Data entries
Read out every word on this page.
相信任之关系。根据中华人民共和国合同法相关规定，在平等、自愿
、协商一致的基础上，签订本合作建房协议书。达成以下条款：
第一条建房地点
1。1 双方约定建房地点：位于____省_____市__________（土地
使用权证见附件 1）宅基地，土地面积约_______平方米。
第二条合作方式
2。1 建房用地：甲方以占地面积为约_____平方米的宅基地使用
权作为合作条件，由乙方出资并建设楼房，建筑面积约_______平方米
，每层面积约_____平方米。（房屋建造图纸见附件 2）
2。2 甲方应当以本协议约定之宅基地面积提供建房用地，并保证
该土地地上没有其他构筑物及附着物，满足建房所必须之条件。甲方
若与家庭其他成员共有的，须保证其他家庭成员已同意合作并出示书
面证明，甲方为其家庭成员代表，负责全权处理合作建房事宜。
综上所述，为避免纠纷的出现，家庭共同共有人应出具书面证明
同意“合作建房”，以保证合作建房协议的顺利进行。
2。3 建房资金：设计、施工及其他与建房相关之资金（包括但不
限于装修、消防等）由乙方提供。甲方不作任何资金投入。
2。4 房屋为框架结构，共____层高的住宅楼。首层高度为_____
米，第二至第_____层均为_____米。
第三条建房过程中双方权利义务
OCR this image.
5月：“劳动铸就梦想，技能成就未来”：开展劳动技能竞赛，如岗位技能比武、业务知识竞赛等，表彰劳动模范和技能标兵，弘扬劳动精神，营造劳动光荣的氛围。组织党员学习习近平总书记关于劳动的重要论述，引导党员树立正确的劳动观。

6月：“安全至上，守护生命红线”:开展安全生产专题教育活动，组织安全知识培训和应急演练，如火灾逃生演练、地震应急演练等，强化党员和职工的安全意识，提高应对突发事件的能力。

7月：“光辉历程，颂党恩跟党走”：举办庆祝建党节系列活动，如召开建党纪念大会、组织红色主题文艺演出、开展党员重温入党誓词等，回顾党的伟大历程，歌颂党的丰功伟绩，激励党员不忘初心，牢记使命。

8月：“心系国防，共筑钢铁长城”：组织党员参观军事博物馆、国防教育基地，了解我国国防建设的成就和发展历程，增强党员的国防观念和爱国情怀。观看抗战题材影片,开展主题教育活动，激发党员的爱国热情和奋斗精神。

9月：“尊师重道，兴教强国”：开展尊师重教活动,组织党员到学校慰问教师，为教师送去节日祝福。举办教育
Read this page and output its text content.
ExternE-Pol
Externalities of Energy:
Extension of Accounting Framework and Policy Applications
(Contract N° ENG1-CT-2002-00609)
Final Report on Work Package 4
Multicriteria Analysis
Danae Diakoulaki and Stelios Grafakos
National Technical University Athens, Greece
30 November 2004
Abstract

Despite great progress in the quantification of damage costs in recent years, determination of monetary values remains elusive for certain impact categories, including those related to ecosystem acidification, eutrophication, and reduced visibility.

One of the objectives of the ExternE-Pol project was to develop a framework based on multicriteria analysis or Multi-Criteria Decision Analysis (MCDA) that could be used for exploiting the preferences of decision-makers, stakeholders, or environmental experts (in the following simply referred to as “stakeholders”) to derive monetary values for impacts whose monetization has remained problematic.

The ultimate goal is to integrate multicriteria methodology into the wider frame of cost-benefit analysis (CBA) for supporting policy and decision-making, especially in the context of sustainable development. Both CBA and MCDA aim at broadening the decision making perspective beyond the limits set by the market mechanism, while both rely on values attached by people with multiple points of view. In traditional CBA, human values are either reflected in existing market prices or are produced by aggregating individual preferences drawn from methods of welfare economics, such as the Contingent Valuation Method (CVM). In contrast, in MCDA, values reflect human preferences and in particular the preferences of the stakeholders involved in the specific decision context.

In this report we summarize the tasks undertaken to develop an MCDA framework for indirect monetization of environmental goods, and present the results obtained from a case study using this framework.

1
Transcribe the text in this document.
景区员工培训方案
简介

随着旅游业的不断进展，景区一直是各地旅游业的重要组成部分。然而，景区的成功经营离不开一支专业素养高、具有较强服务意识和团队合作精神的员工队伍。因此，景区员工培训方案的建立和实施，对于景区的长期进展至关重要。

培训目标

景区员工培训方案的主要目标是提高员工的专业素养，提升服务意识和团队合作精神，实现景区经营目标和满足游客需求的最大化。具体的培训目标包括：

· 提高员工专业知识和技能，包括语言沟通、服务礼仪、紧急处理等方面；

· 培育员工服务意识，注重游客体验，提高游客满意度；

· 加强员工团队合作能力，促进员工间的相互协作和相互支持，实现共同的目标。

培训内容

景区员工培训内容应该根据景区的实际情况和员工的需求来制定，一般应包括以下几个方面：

- [EXERCISE BRIEF]
Of the lines in this listing, how many contain "monetization"? Reply with the number and nothing more.

- [RESULT]
2